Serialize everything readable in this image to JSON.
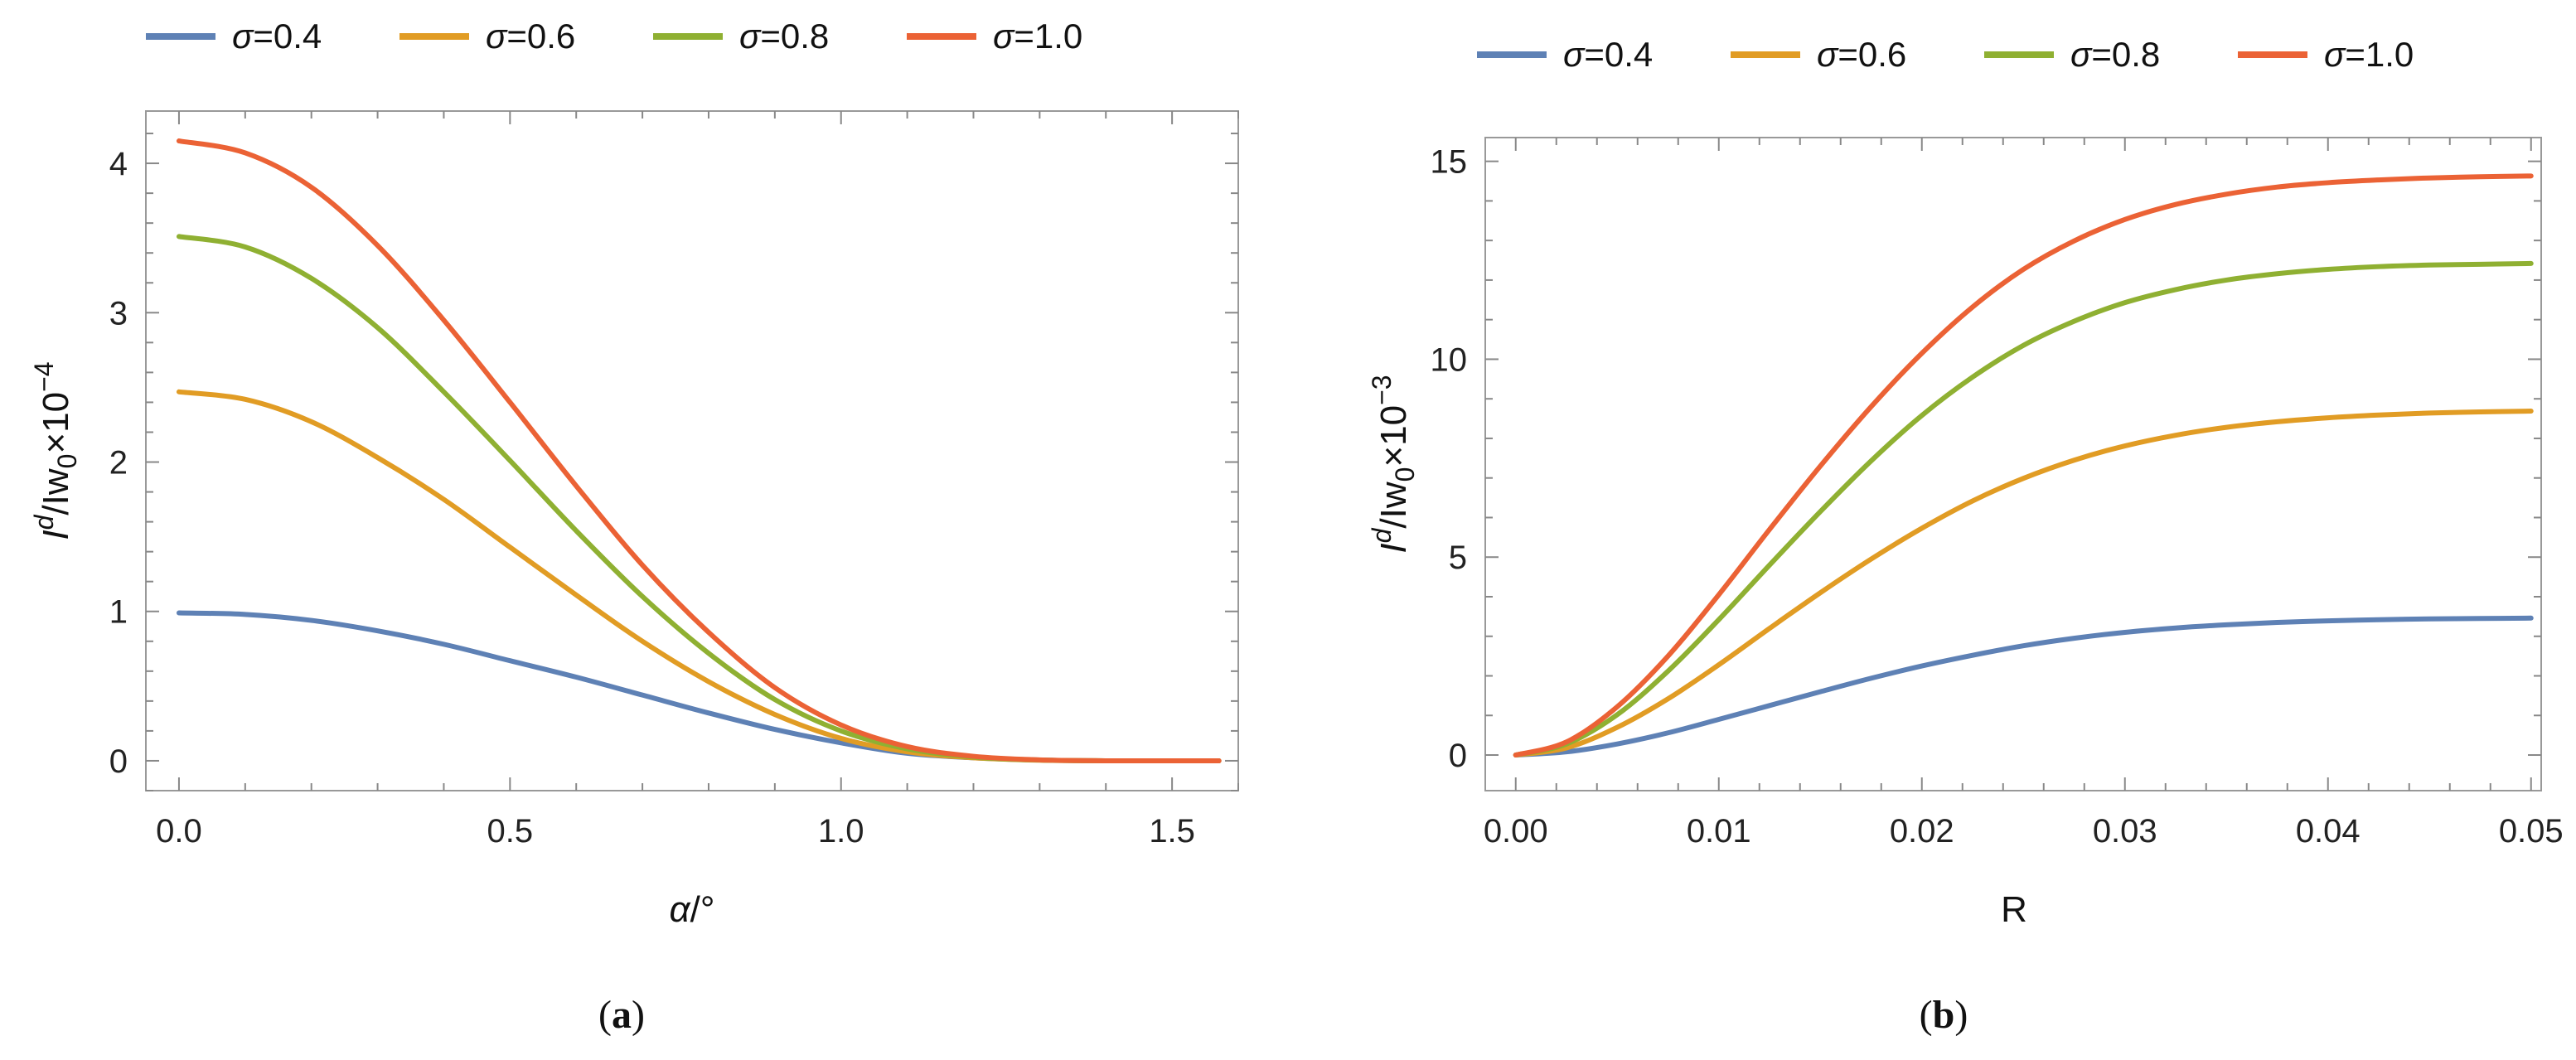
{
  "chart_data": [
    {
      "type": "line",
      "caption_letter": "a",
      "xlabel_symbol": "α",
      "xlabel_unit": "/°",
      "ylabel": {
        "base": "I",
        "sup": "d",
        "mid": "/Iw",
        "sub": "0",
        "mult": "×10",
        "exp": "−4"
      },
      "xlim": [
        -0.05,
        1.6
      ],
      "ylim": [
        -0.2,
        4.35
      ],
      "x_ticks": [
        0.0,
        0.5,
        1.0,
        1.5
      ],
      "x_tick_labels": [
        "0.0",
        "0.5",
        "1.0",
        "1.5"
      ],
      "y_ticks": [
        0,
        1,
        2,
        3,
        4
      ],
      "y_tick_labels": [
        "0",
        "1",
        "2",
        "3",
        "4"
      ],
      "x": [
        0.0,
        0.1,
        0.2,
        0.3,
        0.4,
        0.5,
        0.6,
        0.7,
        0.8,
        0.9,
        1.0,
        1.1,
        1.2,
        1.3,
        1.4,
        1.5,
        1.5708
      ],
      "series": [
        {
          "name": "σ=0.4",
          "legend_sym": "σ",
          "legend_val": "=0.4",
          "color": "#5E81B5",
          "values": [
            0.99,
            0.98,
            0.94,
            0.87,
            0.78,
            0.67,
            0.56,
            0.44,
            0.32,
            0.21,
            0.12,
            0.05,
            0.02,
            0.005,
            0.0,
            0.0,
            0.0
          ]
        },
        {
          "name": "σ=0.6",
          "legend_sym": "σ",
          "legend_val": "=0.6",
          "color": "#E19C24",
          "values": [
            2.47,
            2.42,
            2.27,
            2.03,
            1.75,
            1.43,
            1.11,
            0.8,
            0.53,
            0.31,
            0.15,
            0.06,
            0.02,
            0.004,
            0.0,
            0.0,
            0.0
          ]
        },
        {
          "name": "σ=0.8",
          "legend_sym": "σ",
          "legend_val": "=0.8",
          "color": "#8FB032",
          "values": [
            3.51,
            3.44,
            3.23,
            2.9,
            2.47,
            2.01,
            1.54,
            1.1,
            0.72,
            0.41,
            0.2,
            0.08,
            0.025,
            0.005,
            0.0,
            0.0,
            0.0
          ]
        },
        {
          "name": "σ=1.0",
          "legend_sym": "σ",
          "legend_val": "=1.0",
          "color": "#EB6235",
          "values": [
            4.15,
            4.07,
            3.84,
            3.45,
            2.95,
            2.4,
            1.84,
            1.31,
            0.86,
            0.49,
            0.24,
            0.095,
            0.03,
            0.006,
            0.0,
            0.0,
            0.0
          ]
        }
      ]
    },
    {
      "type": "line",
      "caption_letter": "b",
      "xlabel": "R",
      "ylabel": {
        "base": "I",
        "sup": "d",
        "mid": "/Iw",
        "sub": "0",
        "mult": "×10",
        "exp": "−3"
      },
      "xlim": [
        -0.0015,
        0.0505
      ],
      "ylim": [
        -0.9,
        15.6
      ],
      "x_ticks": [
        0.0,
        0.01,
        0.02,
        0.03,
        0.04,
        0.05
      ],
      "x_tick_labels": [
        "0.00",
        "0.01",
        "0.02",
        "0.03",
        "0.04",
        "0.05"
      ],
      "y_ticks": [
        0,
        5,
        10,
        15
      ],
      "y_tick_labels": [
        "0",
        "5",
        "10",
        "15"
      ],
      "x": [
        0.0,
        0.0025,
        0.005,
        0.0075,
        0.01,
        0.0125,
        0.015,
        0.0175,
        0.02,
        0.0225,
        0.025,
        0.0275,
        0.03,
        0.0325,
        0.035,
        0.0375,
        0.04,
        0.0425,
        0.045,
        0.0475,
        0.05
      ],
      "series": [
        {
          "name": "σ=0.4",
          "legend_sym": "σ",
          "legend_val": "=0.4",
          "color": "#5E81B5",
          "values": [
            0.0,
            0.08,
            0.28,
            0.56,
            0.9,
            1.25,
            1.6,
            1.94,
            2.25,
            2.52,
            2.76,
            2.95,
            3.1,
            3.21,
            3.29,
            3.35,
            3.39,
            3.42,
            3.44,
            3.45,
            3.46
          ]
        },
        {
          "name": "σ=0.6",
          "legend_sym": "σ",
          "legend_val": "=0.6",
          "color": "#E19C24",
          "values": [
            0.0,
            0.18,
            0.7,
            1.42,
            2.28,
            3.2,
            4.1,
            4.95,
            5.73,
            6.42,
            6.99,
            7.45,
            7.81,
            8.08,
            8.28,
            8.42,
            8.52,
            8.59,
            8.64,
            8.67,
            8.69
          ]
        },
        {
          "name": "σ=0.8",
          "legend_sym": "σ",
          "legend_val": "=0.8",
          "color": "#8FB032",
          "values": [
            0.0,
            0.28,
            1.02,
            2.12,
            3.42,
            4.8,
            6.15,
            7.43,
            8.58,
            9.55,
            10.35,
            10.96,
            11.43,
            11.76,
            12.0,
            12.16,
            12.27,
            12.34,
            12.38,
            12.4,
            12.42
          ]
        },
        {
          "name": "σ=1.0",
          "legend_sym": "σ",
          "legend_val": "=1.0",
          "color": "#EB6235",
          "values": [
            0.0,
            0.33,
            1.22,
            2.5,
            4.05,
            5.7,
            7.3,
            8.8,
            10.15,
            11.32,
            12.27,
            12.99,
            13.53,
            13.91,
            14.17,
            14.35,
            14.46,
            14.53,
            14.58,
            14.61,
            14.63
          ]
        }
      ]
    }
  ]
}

──────────

EXERCISE OBJECTIVE: Quote all the lines above exactly as given. Do not include the pictures.

SOLUTION:
Serialize everything readable in this image to JSON.
{
  "chart_data": [
    {
      "type": "line",
      "caption_letter": "a",
      "xlabel_symbol": "α",
      "xlabel_unit": "/°",
      "ylabel": {
        "base": "I",
        "sup": "d",
        "mid": "/Iw",
        "sub": "0",
        "mult": "×10",
        "exp": "−4"
      },
      "xlim": [
        -0.05,
        1.6
      ],
      "ylim": [
        -0.2,
        4.35
      ],
      "x_ticks": [
        0.0,
        0.5,
        1.0,
        1.5
      ],
      "x_tick_labels": [
        "0.0",
        "0.5",
        "1.0",
        "1.5"
      ],
      "y_ticks": [
        0,
        1,
        2,
        3,
        4
      ],
      "y_tick_labels": [
        "0",
        "1",
        "2",
        "3",
        "4"
      ],
      "x": [
        0.0,
        0.1,
        0.2,
        0.3,
        0.4,
        0.5,
        0.6,
        0.7,
        0.8,
        0.9,
        1.0,
        1.1,
        1.2,
        1.3,
        1.4,
        1.5,
        1.5708
      ],
      "series": [
        {
          "name": "σ=0.4",
          "legend_sym": "σ",
          "legend_val": "=0.4",
          "color": "#5E81B5",
          "values": [
            0.99,
            0.98,
            0.94,
            0.87,
            0.78,
            0.67,
            0.56,
            0.44,
            0.32,
            0.21,
            0.12,
            0.05,
            0.02,
            0.005,
            0.0,
            0.0,
            0.0
          ]
        },
        {
          "name": "σ=0.6",
          "legend_sym": "σ",
          "legend_val": "=0.6",
          "color": "#E19C24",
          "values": [
            2.47,
            2.42,
            2.27,
            2.03,
            1.75,
            1.43,
            1.11,
            0.8,
            0.53,
            0.31,
            0.15,
            0.06,
            0.02,
            0.004,
            0.0,
            0.0,
            0.0
          ]
        },
        {
          "name": "σ=0.8",
          "legend_sym": "σ",
          "legend_val": "=0.8",
          "color": "#8FB032",
          "values": [
            3.51,
            3.44,
            3.23,
            2.9,
            2.47,
            2.01,
            1.54,
            1.1,
            0.72,
            0.41,
            0.2,
            0.08,
            0.025,
            0.005,
            0.0,
            0.0,
            0.0
          ]
        },
        {
          "name": "σ=1.0",
          "legend_sym": "σ",
          "legend_val": "=1.0",
          "color": "#EB6235",
          "values": [
            4.15,
            4.07,
            3.84,
            3.45,
            2.95,
            2.4,
            1.84,
            1.31,
            0.86,
            0.49,
            0.24,
            0.095,
            0.03,
            0.006,
            0.0,
            0.0,
            0.0
          ]
        }
      ]
    },
    {
      "type": "line",
      "caption_letter": "b",
      "xlabel": "R",
      "ylabel": {
        "base": "I",
        "sup": "d",
        "mid": "/Iw",
        "sub": "0",
        "mult": "×10",
        "exp": "−3"
      },
      "xlim": [
        -0.0015,
        0.0505
      ],
      "ylim": [
        -0.9,
        15.6
      ],
      "x_ticks": [
        0.0,
        0.01,
        0.02,
        0.03,
        0.04,
        0.05
      ],
      "x_tick_labels": [
        "0.00",
        "0.01",
        "0.02",
        "0.03",
        "0.04",
        "0.05"
      ],
      "y_ticks": [
        0,
        5,
        10,
        15
      ],
      "y_tick_labels": [
        "0",
        "5",
        "10",
        "15"
      ],
      "x": [
        0.0,
        0.0025,
        0.005,
        0.0075,
        0.01,
        0.0125,
        0.015,
        0.0175,
        0.02,
        0.0225,
        0.025,
        0.0275,
        0.03,
        0.0325,
        0.035,
        0.0375,
        0.04,
        0.0425,
        0.045,
        0.0475,
        0.05
      ],
      "series": [
        {
          "name": "σ=0.4",
          "legend_sym": "σ",
          "legend_val": "=0.4",
          "color": "#5E81B5",
          "values": [
            0.0,
            0.08,
            0.28,
            0.56,
            0.9,
            1.25,
            1.6,
            1.94,
            2.25,
            2.52,
            2.76,
            2.95,
            3.1,
            3.21,
            3.29,
            3.35,
            3.39,
            3.42,
            3.44,
            3.45,
            3.46
          ]
        },
        {
          "name": "σ=0.6",
          "legend_sym": "σ",
          "legend_val": "=0.6",
          "color": "#E19C24",
          "values": [
            0.0,
            0.18,
            0.7,
            1.42,
            2.28,
            3.2,
            4.1,
            4.95,
            5.73,
            6.42,
            6.99,
            7.45,
            7.81,
            8.08,
            8.28,
            8.42,
            8.52,
            8.59,
            8.64,
            8.67,
            8.69
          ]
        },
        {
          "name": "σ=0.8",
          "legend_sym": "σ",
          "legend_val": "=0.8",
          "color": "#8FB032",
          "values": [
            0.0,
            0.28,
            1.02,
            2.12,
            3.42,
            4.8,
            6.15,
            7.43,
            8.58,
            9.55,
            10.35,
            10.96,
            11.43,
            11.76,
            12.0,
            12.16,
            12.27,
            12.34,
            12.38,
            12.4,
            12.42
          ]
        },
        {
          "name": "σ=1.0",
          "legend_sym": "σ",
          "legend_val": "=1.0",
          "color": "#EB6235",
          "values": [
            0.0,
            0.33,
            1.22,
            2.5,
            4.05,
            5.7,
            7.3,
            8.8,
            10.15,
            11.32,
            12.27,
            12.99,
            13.53,
            13.91,
            14.17,
            14.35,
            14.46,
            14.53,
            14.58,
            14.61,
            14.63
          ]
        }
      ]
    }
  ]
}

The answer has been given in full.